SUPPLIED ENTRIES:

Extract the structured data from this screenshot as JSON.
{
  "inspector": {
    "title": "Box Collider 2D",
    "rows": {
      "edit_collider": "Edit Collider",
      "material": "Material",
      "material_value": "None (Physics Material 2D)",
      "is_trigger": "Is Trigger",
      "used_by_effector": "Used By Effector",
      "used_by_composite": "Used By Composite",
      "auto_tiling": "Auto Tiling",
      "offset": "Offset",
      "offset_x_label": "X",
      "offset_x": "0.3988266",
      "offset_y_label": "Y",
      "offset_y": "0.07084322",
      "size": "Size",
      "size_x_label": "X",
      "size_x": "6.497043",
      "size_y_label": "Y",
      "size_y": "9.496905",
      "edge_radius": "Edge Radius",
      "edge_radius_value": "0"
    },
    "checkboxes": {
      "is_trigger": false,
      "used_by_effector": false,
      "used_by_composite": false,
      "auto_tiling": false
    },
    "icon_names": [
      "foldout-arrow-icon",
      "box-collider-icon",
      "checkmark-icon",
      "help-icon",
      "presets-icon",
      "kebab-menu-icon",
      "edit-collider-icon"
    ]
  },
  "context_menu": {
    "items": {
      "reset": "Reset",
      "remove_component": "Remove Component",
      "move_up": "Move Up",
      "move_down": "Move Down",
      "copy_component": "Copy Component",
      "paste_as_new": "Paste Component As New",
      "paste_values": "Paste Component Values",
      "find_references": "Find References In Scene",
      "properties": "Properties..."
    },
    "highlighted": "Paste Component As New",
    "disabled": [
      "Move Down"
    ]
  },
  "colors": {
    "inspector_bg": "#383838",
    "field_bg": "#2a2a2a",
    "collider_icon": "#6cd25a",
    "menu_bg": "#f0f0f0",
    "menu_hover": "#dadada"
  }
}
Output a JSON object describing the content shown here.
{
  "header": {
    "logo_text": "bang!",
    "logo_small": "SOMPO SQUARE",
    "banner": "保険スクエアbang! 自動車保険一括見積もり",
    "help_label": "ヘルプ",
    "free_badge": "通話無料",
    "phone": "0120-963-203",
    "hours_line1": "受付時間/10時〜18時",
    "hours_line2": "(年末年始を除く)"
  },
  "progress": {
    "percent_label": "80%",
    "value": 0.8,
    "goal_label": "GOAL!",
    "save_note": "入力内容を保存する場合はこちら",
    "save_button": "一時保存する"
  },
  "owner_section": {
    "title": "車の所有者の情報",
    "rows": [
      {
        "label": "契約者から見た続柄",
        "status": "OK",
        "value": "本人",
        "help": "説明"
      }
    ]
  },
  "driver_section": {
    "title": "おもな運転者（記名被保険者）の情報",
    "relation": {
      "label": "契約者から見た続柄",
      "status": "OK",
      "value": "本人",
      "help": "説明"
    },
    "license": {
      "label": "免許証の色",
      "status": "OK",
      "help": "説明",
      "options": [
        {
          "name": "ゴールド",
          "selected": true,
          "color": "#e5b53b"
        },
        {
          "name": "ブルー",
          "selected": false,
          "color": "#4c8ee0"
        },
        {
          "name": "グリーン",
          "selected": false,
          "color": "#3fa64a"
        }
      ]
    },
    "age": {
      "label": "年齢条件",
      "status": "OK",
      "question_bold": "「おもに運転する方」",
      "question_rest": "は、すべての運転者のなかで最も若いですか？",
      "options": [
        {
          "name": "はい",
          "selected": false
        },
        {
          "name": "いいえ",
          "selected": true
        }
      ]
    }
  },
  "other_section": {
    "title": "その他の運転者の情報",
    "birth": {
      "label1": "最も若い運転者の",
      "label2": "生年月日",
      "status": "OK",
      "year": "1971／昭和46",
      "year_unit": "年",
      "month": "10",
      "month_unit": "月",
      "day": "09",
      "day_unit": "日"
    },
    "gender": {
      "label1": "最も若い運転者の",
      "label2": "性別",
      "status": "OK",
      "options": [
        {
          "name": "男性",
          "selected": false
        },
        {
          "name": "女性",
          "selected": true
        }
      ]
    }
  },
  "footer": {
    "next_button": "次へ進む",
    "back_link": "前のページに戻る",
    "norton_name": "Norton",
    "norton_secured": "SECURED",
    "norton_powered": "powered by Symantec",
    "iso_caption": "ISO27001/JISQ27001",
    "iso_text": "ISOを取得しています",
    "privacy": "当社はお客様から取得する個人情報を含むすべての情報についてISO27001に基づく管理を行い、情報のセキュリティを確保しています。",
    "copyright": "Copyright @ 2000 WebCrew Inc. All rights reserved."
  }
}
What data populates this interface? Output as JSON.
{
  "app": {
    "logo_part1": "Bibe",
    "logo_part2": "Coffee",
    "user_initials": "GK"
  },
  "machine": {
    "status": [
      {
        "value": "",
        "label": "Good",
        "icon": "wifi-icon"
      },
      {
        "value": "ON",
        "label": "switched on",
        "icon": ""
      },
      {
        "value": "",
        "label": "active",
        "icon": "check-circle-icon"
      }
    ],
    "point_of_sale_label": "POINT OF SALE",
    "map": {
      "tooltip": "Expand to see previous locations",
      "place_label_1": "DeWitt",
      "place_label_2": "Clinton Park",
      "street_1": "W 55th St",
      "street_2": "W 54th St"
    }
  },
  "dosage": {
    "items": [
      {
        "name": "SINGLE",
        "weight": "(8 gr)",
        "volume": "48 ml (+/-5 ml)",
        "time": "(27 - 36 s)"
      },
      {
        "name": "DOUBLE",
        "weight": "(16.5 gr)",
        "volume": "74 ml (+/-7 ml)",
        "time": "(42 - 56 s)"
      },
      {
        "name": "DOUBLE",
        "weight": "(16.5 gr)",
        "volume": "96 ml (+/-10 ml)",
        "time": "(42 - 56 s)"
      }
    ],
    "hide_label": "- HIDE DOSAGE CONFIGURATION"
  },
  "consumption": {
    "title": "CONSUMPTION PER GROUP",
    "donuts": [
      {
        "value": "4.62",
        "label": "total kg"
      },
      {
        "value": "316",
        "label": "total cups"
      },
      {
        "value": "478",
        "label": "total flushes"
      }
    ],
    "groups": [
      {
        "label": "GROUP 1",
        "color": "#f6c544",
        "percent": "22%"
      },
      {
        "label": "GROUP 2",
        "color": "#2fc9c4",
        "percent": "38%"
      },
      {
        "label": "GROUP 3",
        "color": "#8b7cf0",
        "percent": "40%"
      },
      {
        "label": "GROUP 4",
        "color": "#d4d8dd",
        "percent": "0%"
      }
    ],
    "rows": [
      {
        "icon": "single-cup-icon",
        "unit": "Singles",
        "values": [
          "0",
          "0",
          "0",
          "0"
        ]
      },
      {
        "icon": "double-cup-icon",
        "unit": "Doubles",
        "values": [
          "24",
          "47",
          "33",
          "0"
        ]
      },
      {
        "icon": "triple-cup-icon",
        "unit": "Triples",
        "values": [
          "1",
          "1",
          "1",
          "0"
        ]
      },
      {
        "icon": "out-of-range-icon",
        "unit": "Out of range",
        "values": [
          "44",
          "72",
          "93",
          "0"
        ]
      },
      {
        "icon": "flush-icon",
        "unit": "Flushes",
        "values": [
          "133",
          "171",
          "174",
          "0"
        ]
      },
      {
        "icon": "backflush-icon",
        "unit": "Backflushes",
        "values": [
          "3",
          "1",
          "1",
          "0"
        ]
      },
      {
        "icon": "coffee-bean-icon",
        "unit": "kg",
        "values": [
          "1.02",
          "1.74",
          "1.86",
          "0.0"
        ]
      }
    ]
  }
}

CHALLENGE:
Reproduce every line of the listing above in which the string "Material" appears.

ANSWER TO THIS PROBLEM:
      "material": "Material",
      "material_value": "None (Physics Material 2D)",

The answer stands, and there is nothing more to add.